AIM. Below are the records; locate each line with the word "kind" and copy it.

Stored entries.
□ □ □
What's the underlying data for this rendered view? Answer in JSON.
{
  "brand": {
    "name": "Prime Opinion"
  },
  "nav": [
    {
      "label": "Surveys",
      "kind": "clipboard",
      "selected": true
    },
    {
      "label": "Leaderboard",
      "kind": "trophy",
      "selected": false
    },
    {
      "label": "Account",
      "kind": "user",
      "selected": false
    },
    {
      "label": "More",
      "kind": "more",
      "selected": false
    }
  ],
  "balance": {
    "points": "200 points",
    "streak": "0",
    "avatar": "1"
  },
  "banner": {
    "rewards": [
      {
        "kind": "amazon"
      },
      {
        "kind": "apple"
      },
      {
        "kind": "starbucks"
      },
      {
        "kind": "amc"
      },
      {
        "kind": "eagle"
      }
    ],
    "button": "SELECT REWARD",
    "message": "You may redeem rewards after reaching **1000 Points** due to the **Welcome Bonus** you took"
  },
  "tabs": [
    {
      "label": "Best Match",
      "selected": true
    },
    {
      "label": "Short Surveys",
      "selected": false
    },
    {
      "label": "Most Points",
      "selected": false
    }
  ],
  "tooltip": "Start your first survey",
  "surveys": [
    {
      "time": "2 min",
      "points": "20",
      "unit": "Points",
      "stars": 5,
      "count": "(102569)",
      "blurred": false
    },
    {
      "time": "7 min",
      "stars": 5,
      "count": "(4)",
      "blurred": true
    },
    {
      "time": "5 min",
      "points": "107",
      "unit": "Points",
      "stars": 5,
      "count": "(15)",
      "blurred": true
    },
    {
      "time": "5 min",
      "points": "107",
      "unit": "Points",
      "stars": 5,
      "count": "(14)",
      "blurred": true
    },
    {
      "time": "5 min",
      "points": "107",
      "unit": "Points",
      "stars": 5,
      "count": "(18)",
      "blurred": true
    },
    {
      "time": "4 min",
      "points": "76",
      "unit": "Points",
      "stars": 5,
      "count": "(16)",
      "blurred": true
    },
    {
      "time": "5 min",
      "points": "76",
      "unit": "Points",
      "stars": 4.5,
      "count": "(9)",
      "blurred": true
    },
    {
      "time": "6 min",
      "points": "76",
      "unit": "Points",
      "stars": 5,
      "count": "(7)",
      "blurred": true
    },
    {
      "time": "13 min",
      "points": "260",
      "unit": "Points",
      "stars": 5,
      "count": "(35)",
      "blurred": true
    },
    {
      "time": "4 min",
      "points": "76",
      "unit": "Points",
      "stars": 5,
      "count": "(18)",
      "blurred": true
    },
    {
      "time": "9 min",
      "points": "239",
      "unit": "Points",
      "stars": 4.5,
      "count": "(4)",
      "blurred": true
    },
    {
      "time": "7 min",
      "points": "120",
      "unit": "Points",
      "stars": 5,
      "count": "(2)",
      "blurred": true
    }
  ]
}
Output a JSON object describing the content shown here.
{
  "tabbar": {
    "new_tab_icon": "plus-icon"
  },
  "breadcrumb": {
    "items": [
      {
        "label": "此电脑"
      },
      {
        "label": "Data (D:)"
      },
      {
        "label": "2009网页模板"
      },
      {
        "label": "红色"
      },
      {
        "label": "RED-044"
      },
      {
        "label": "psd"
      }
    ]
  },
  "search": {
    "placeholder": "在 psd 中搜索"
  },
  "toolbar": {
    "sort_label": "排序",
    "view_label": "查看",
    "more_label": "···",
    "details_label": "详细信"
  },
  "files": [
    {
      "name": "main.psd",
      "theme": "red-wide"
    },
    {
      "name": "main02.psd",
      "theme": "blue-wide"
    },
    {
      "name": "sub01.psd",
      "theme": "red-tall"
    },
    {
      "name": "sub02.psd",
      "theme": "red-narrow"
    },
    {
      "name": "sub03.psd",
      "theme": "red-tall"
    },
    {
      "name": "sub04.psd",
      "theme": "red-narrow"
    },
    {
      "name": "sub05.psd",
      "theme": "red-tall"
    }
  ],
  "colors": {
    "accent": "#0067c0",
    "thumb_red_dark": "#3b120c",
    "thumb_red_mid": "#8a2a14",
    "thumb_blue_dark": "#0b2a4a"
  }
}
□ □ □
CORRECT RESPONSE.
      "kind": "clipboard",
      "kind": "trophy",
      "kind": "user",
      "kind": "more",
        "kind": "amazon"
        "kind": "apple"
        "kind": "starbucks"
        "kind": "amc"
        "kind": "eagle"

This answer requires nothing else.